| The task |
Every entry below should be transcribed exactly; pictures stay out of the copy.

| Material supplied |
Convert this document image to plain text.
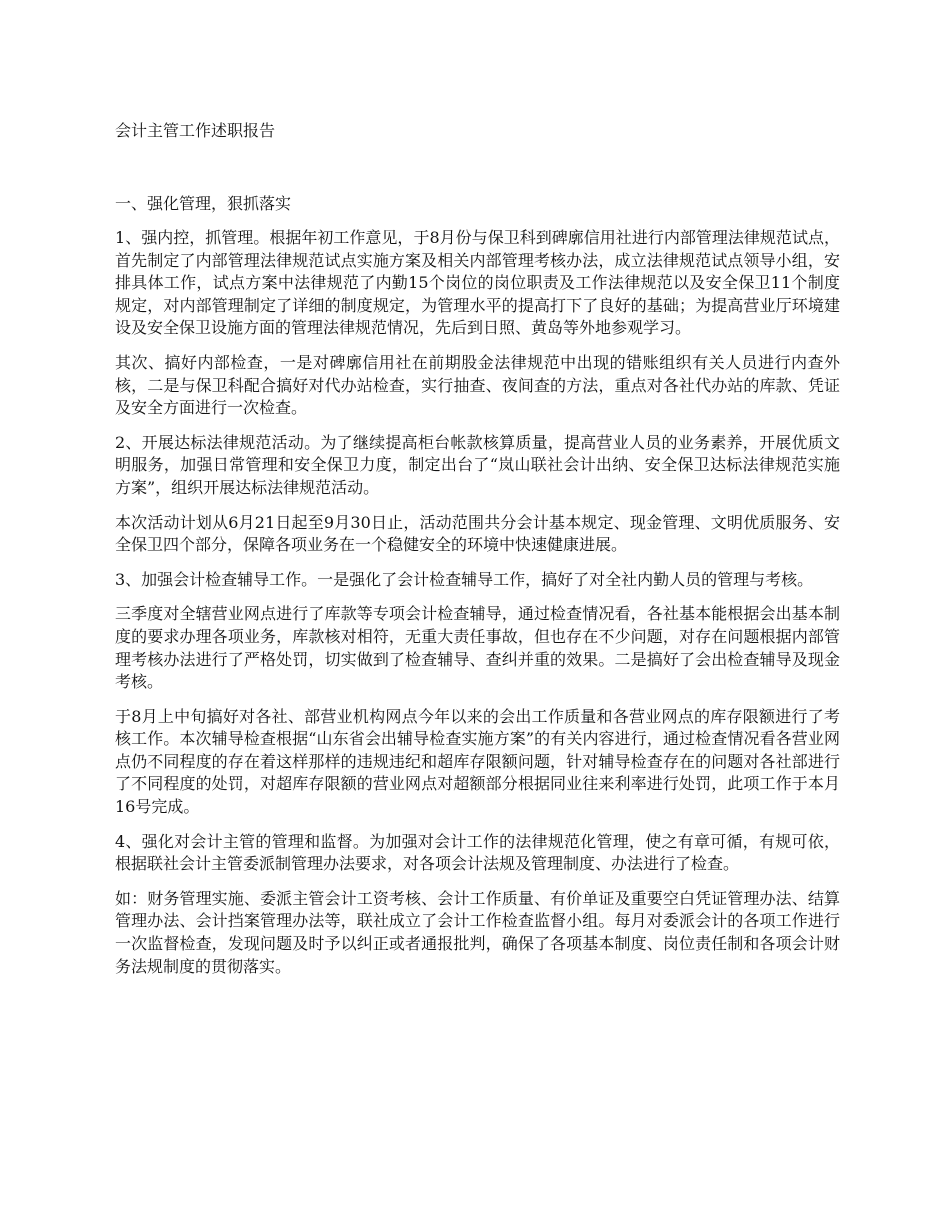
会计主管工作述职报告
一、强化管理，狠抓落实

1、强内控，抓管理。根据年初工作意见，于8月份与保卫科到碑廓信用社进行内部管理法律规范试点，首先制定了内部管理法律规范试点实施方案及相关内部管理考核办法，成立法律规范试点领导小组，安排具体工作，试点方案中法律规范了内勤15个岗位的岗位职责及工作法律规范以及安全保卫11个制度规定，对内部管理制定了详细的制度规定，为管理水平的提高打下了良好的基础；为提高营业厅环境建设及安全保卫设施方面的管理法律规范情况，先后到日照、黄岛等外地参观学习。

其次、搞好内部检查，一是对碑廓信用社在前期股金法律规范中出现的错账组织有关人员进行内查外核，二是与保卫科配合搞好对代办站检查，实行抽查、夜间查的方法，重点对各社代办站的库款、凭证及安全方面进行一次检查。

2、开展达标法律规范活动。为了继续提高柜台帐款核算质量，提高营业人员的业务素养，开展优质文明服务，加强日常管理和安全保卫力度，制定出台了“岚山联社会计出纳、安全保卫达标法律规范实施方案”，组织开展达标法律规范活动。

本次活动计划从6月21日起至9月30日止，活动范围共分会计基本规定、现金管理、文明优质服务、安全保卫四个部分，保障各项业务在一个稳健安全的环境中快速健康进展。

3、加强会计检查辅导工作。一是强化了会计检查辅导工作，搞好了对全社内勤人员的管理与考核。

三季度对全辖营业网点进行了库款等专项会计检查辅导，通过检查情况看，各社基本能根据会出基本制度的要求办理各项业务，库款核对相符，无重大责任事故，但也存在不少问题，对存在问题根据内部管理考核办法进行了严格处罚，切实做到了检查辅导、查纠并重的效果。二是搞好了会出检查辅导及现金考核。

于8月上中旬搞好对各社、部营业机构网点今年以来的会出工作质量和各营业网点的库存限额进行了考核工作。本次辅导检查根据“山东省会出辅导检查实施方案”的有关内容进行，通过检查情况看各营业网点仍不同程度的存在着这样那样的违规违纪和超库存限额问题，针对辅导检查存在的问题对各社部进行了不同程度的处罚，对超库存限额的营业网点对超额部分根据同业往来利率进行处罚，此项工作于本月16号完成。

4、强化对会计主管的管理和监督。为加强对会计工作的法律规范化管理，使之有章可循，有规可依，根据联社会计主管委派制管理办法要求，对各项会计法规及管理制度、办法进行了检查。

如：财务管理实施、委派主管会计工资考核、会计工作质量、有价单证及重要空白凭证管理办法、结算管理办法、会计挡案管理办法等，联社成立了会计工作检查监督小组。每月对委派会计的各项工作进行一次监督检查，发现问题及时予以纠正或者通报批判，确保了各项基本制度、岗位责任制和各项会计财务法规制度的贯彻落实。
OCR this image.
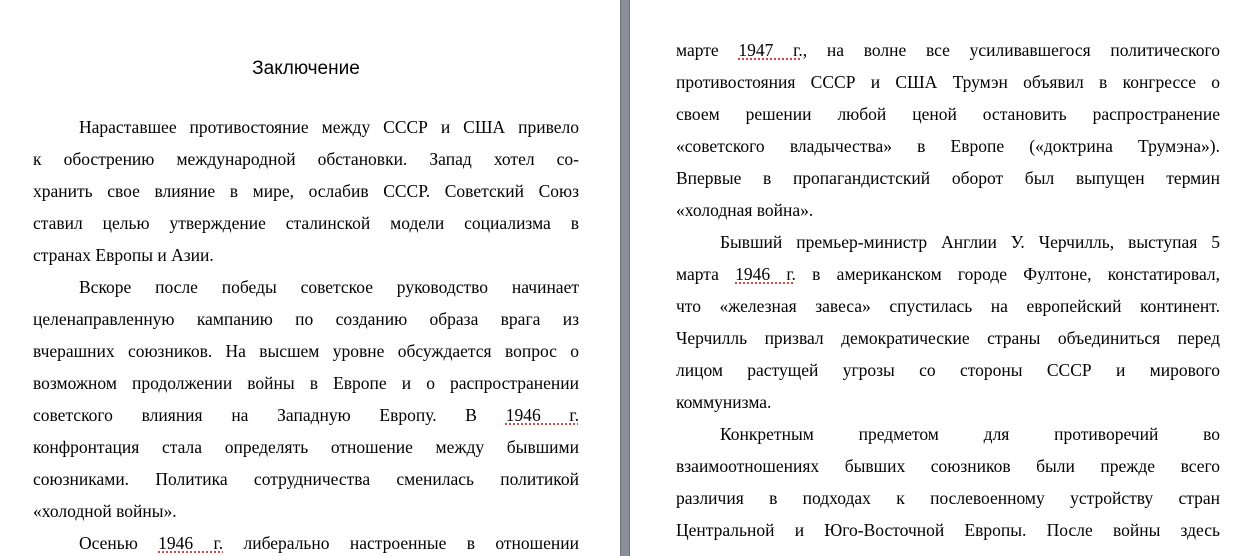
Заключение
Нараставшее противостояние между СССР и США привело
к обострению международной обстановки. Запад хотел со-
хранить свое влияние в мире, ослабив СССР. Советский Союз
ставил целью утверждение сталинской модели социализма в
странах Европы и Азии.
Вскоре после победы советское руководство начинает
целенаправленную кампанию по созданию образа врага из
вчерашних союзников. На высшем уровне обсуждается вопрос о
возможном продолжении войны в Европе и о распространении
советского влияния на Западную Европу. В 1946 г.
конфронтация стала определять отношение между бывшими
союзниками. Политика сотрудничества сменилась политикой
«холодной войны».
Осенью 1946 г. либерально настроенные в отношении
марте 1947 г., на волне все усиливавшегося политического
противостояния СССР и США Трумэн объявил в конгрессе о
своем решении любой ценой остановить распространение
«советского владычества» в Европе («доктрина Трумэна»).
Впервые в пропагандистский оборот был выпущен термин
«холодная война».
Бывший премьер-министр Англии У. Черчилль, выступая 5
марта 1946 г. в американском городе Фултоне, констатировал,
что «железная завеса» спустилась на европейский континент.
Черчилль призвал демократические страны объединиться перед
лицом растущей угрозы со стороны СССР и мирового
коммунизма.
Конкретным предметом для противоречий во
взаимоотношениях бывших союзников были прежде всего
различия в подходах к послевоенному устройству стран
Центральной и Юго-Восточной Европы. После войны здесь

| Solution to this problem |
Convert this document image to plain text.
会计主管工作述职报告
一、强化管理，狠抓落实

1、强内控，抓管理。根据年初工作意见，于8月份与保卫科到碑廓信用社进行内部管理法律规范试点，首先制定了内部管理法律规范试点实施方案及相关内部管理考核办法，成立法律规范试点领导小组，安排具体工作，试点方案中法律规范了内勤15个岗位的岗位职责及工作法律规范以及安全保卫11个制度规定，对内部管理制定了详细的制度规定，为管理水平的提高打下了良好的基础；为提高营业厅环境建设及安全保卫设施方面的管理法律规范情况，先后到日照、黄岛等外地参观学习。

其次、搞好内部检查，一是对碑廓信用社在前期股金法律规范中出现的错账组织有关人员进行内查外核，二是与保卫科配合搞好对代办站检查，实行抽查、夜间查的方法，重点对各社代办站的库款、凭证及安全方面进行一次检查。

2、开展达标法律规范活动。为了继续提高柜台帐款核算质量，提高营业人员的业务素养，开展优质文明服务，加强日常管理和安全保卫力度，制定出台了“岚山联社会计出纳、安全保卫达标法律规范实施方案”，组织开展达标法律规范活动。

本次活动计划从6月21日起至9月30日止，活动范围共分会计基本规定、现金管理、文明优质服务、安全保卫四个部分，保障各项业务在一个稳健安全的环境中快速健康进展。

3、加强会计检查辅导工作。一是强化了会计检查辅导工作，搞好了对全社内勤人员的管理与考核。

三季度对全辖营业网点进行了库款等专项会计检查辅导，通过检查情况看，各社基本能根据会出基本制度的要求办理各项业务，库款核对相符，无重大责任事故，但也存在不少问题，对存在问题根据内部管理考核办法进行了严格处罚，切实做到了检查辅导、查纠并重的效果。二是搞好了会出检查辅导及现金考核。

于8月上中旬搞好对各社、部营业机构网点今年以来的会出工作质量和各营业网点的库存限额进行了考核工作。本次辅导检查根据“山东省会出辅导检查实施方案”的有关内容进行，通过检查情况看各营业网点仍不同程度的存在着这样那样的违规违纪和超库存限额问题，针对辅导检查存在的问题对各社部进行了不同程度的处罚，对超库存限额的营业网点对超额部分根据同业往来利率进行处罚，此项工作于本月16号完成。

4、强化对会计主管的管理和监督。为加强对会计工作的法律规范化管理，使之有章可循，有规可依，根据联社会计主管委派制管理办法要求，对各项会计法规及管理制度、办法进行了检查。

如：财务管理实施、委派主管会计工资考核、会计工作质量、有价单证及重要空白凭证管理办法、结算管理办法、会计挡案管理办法等，联社成立了会计工作检查监督小组。每月对委派会计的各项工作进行一次监督检查，发现问题及时予以纠正或者通报批判，确保了各项基本制度、岗位责任制和各项会计财务法规制度的贯彻落实。
OCR this image.
Заключение
Нараставшее противостояние между СССР и США привело
к обострению международной обстановки. Запад хотел со-
хранить свое влияние в мире, ослабив СССР. Советский Союз
ставил целью утверждение сталинской модели социализма в
странах Европы и Азии.
Вскоре после победы советское руководство начинает
целенаправленную кампанию по созданию образа врага из
вчерашних союзников. На высшем уровне обсуждается вопрос о
возможном продолжении войны в Европе и о распространении
советского влияния на Западную Европу. В 1946 г.
конфронтация стала определять отношение между бывшими
союзниками. Политика сотрудничества сменилась политикой
«холодной войны».
Осенью 1946 г. либерально настроенные в отношении
марте 1947 г., на волне все усиливавшегося политического
противостояния СССР и США Трумэн объявил в конгрессе о
своем решении любой ценой остановить распространение
«советского владычества» в Европе («доктрина Трумэна»).
Впервые в пропагандистский оборот был выпущен термин
«холодная война».
Бывший премьер-министр Англии У. Черчилль, выступая 5
марта 1946 г. в американском городе Фултоне, констатировал,
что «железная завеса» спустилась на европейский континент.
Черчилль призвал демократические страны объединиться перед
лицом растущей угрозы со стороны СССР и мирового
коммунизма.
Конкретным предметом для противоречий во
взаимоотношениях бывших союзников были прежде всего
различия в подходах к послевоенному устройству стран
Центральной и Юго-Восточной Европы. После войны здесь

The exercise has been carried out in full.